EXERCISE DESCRIPTION ::
Show every line of the records below that contains the word "this".

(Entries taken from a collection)
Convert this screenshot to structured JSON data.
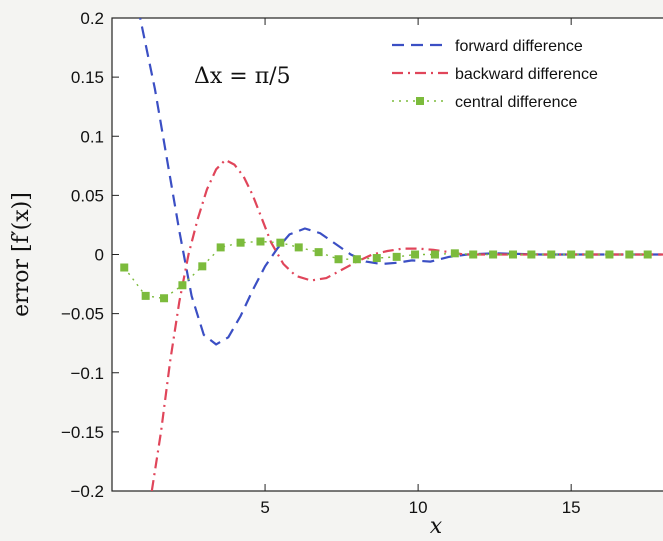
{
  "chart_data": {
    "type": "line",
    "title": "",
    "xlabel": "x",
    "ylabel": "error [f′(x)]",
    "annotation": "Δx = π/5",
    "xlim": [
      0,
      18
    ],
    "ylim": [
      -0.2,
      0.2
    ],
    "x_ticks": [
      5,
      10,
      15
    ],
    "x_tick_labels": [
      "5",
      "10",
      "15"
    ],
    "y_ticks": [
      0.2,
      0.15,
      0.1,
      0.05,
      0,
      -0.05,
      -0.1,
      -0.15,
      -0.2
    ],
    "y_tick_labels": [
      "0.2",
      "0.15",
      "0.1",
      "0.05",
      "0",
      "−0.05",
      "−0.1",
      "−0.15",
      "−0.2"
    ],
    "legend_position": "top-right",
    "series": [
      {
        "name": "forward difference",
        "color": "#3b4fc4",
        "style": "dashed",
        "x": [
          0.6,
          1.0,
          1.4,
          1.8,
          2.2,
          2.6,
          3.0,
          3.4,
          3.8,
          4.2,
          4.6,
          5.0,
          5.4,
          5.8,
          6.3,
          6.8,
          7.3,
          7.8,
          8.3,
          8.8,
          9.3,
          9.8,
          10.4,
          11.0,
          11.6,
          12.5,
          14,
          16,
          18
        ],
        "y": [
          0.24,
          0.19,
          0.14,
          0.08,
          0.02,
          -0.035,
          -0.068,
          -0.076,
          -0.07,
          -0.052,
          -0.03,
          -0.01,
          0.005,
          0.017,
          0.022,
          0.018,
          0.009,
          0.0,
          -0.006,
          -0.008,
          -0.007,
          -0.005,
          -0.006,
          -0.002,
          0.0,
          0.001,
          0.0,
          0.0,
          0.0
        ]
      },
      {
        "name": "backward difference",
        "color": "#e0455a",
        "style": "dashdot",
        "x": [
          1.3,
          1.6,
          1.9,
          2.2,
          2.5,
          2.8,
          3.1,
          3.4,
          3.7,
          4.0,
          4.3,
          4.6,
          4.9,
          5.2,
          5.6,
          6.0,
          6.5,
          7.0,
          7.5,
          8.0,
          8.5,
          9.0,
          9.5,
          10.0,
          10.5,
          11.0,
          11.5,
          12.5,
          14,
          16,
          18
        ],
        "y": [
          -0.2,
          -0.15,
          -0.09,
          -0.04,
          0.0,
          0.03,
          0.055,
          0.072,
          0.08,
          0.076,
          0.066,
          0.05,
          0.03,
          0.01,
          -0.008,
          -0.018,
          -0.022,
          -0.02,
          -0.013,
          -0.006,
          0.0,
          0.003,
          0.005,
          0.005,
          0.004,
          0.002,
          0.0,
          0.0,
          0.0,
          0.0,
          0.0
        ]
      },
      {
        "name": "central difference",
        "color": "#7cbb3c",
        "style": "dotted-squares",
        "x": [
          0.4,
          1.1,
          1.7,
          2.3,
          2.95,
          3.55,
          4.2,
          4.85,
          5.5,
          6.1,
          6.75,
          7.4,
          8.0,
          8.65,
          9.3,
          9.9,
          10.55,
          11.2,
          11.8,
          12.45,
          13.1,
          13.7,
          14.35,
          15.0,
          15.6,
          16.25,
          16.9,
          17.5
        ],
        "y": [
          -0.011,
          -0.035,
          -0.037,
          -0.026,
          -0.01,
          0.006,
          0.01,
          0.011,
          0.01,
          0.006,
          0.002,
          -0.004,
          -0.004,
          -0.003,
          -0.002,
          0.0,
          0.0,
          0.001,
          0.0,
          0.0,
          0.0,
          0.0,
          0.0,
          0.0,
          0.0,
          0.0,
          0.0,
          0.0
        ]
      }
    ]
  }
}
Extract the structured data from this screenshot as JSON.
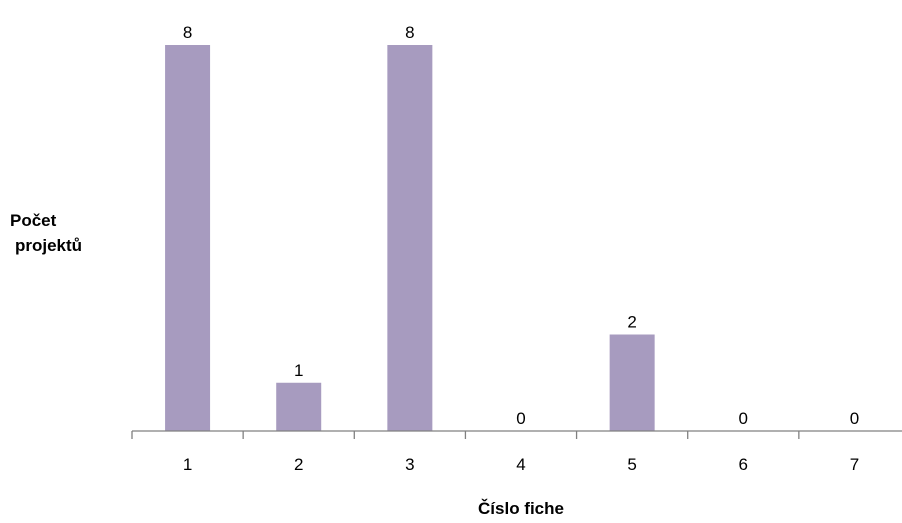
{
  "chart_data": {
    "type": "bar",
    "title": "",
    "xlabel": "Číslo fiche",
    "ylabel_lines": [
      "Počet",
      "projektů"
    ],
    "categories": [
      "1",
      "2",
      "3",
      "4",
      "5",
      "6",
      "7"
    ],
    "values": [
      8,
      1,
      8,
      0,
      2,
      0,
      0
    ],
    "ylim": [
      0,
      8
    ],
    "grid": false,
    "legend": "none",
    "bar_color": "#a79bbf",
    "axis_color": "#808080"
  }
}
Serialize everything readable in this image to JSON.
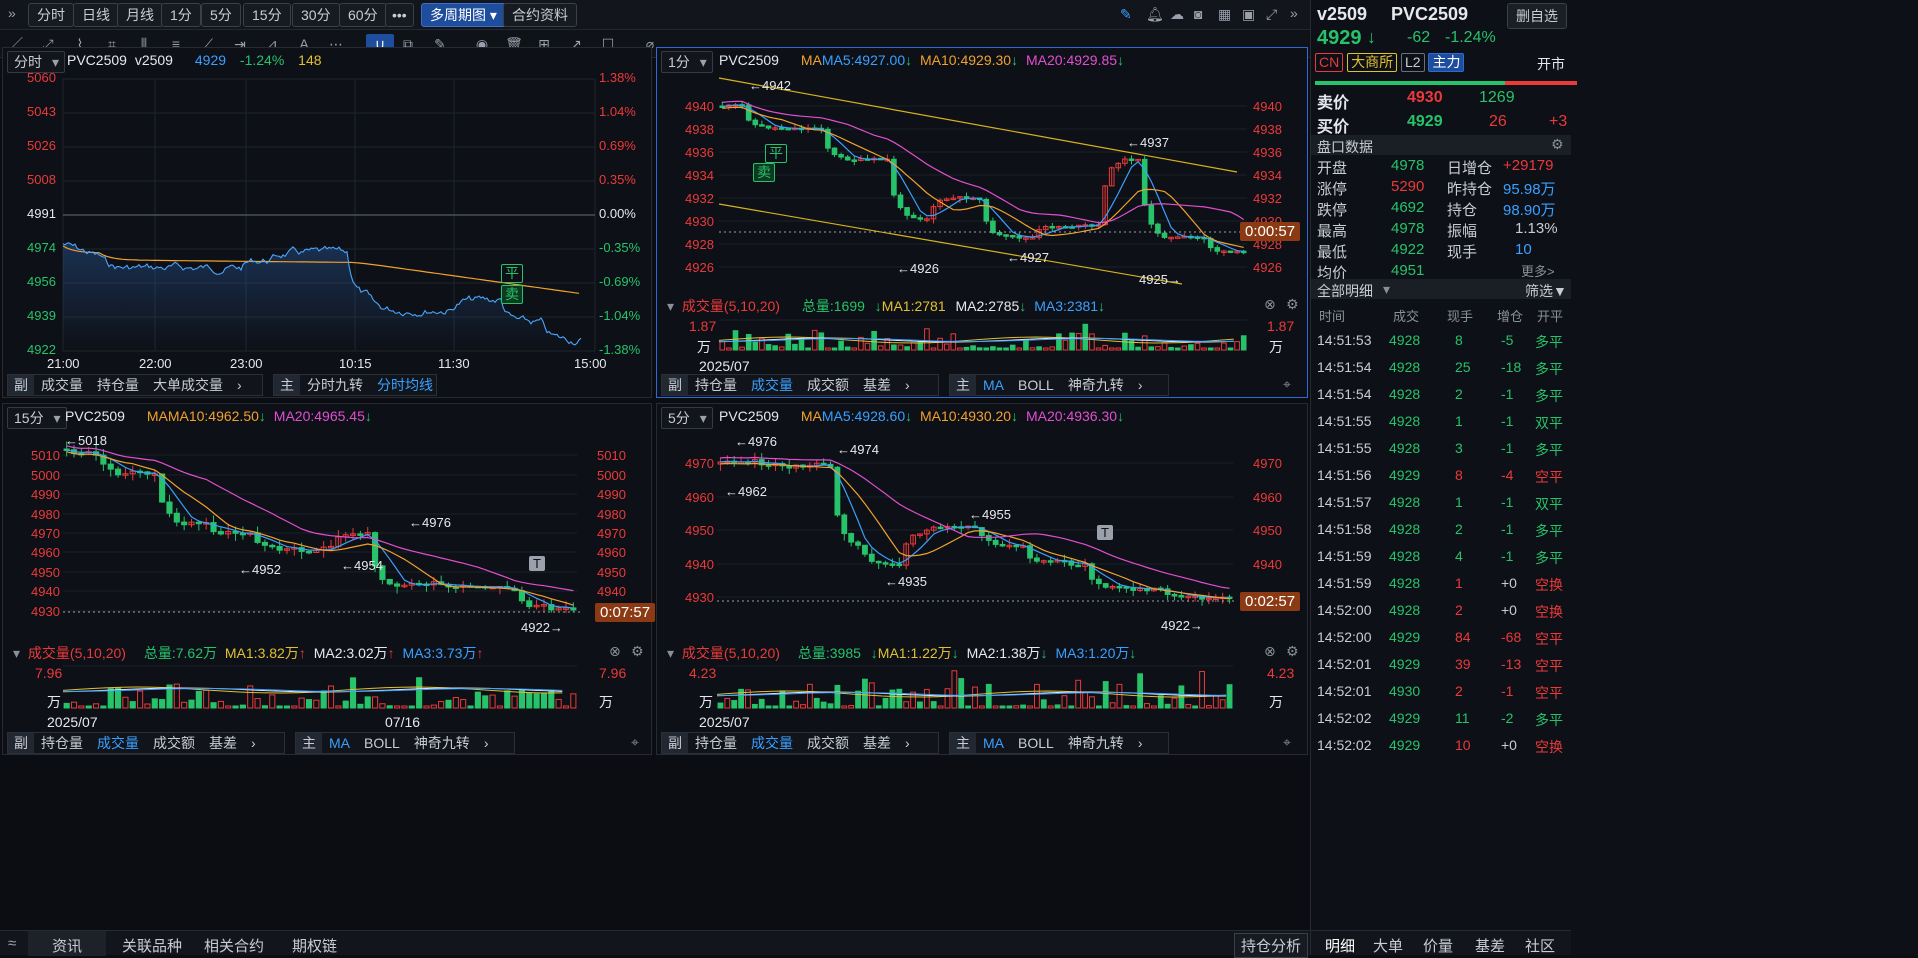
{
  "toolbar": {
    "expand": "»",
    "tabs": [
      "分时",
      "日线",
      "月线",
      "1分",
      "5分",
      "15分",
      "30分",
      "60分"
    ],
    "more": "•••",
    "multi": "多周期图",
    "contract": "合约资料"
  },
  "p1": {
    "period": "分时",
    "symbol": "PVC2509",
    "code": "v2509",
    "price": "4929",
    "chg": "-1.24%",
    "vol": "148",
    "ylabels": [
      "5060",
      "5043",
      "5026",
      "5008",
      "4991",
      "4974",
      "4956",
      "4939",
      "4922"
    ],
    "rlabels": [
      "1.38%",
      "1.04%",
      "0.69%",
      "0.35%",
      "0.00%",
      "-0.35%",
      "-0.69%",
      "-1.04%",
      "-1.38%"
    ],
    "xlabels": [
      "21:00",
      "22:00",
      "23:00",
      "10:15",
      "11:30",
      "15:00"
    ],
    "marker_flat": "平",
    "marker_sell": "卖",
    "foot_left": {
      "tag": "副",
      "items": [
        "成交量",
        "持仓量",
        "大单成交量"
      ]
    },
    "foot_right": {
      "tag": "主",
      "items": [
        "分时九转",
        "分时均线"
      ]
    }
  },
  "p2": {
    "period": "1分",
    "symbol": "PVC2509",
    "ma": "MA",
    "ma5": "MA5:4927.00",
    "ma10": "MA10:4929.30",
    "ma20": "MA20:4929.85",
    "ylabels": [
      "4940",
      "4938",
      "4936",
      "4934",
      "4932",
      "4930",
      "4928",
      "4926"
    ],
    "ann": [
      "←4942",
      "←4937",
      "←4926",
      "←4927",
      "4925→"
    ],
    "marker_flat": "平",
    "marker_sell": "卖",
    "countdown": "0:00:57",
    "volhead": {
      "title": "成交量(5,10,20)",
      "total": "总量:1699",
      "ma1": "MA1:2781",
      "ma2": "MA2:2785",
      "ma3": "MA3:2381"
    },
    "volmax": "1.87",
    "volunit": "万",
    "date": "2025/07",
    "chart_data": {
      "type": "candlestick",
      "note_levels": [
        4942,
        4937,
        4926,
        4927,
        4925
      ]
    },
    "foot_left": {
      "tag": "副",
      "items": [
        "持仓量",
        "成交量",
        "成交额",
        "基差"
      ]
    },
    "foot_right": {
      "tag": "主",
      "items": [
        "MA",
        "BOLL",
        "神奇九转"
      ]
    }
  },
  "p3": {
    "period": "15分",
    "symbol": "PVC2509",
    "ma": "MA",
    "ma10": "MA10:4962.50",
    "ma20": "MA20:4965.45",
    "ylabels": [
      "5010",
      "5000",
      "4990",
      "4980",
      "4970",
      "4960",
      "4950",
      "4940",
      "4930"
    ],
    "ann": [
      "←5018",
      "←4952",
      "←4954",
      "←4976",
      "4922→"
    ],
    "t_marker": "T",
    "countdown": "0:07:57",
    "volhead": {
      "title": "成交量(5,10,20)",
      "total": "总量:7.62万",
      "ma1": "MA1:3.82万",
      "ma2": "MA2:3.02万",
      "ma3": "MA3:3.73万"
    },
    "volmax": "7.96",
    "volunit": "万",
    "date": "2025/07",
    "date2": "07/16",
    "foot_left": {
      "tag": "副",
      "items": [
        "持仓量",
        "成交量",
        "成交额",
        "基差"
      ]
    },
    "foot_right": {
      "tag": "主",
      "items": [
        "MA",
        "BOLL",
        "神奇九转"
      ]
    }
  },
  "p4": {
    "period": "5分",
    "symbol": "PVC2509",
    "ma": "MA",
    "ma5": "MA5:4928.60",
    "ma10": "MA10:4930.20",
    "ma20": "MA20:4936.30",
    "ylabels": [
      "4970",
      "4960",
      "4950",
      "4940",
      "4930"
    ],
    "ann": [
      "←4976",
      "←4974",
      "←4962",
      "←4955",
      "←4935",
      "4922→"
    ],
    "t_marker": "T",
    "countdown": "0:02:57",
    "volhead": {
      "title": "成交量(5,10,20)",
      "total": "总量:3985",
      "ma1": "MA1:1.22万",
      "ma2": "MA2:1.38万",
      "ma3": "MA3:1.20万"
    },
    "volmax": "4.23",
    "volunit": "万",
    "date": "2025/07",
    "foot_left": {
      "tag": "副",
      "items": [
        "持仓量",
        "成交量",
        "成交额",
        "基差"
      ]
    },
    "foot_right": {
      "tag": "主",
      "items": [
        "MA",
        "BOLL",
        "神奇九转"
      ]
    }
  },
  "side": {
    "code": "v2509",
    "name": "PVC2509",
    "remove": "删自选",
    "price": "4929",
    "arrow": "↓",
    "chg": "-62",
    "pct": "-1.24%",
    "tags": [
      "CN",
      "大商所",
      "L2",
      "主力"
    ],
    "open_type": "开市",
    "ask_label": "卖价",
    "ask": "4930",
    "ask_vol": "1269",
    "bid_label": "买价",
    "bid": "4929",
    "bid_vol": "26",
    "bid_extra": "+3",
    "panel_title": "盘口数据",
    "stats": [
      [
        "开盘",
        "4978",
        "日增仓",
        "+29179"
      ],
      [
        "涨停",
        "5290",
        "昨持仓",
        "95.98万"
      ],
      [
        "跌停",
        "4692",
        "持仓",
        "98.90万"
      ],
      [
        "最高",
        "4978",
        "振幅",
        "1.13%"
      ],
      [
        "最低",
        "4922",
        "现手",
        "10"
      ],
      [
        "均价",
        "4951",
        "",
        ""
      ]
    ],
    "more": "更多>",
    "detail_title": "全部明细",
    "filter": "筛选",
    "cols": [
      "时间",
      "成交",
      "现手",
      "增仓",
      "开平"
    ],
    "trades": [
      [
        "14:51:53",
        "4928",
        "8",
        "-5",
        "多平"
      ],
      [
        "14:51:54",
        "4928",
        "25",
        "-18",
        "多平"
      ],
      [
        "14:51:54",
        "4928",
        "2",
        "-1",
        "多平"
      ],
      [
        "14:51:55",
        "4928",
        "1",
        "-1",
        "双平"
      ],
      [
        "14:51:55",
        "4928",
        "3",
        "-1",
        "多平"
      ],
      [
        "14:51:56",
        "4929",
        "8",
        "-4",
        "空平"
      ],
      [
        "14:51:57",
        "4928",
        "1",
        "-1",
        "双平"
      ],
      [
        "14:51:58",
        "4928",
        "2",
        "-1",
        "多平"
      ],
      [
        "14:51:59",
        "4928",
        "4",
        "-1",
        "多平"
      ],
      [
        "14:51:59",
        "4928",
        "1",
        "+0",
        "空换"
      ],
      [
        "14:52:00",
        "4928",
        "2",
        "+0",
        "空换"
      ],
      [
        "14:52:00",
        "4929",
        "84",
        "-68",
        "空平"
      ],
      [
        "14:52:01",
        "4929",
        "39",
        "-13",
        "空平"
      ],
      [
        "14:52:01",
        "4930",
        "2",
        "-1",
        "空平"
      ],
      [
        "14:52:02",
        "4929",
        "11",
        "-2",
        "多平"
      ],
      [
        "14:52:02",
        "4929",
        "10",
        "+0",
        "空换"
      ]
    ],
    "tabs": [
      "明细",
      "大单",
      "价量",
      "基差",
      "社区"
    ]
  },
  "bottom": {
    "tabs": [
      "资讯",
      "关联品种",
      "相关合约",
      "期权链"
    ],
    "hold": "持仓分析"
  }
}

TASK SOLUTION ::
Convert this screenshot to structured JSON data.
Extract the structured data from this screenshot as JSON.
Serialize everything readable in this image to JSON.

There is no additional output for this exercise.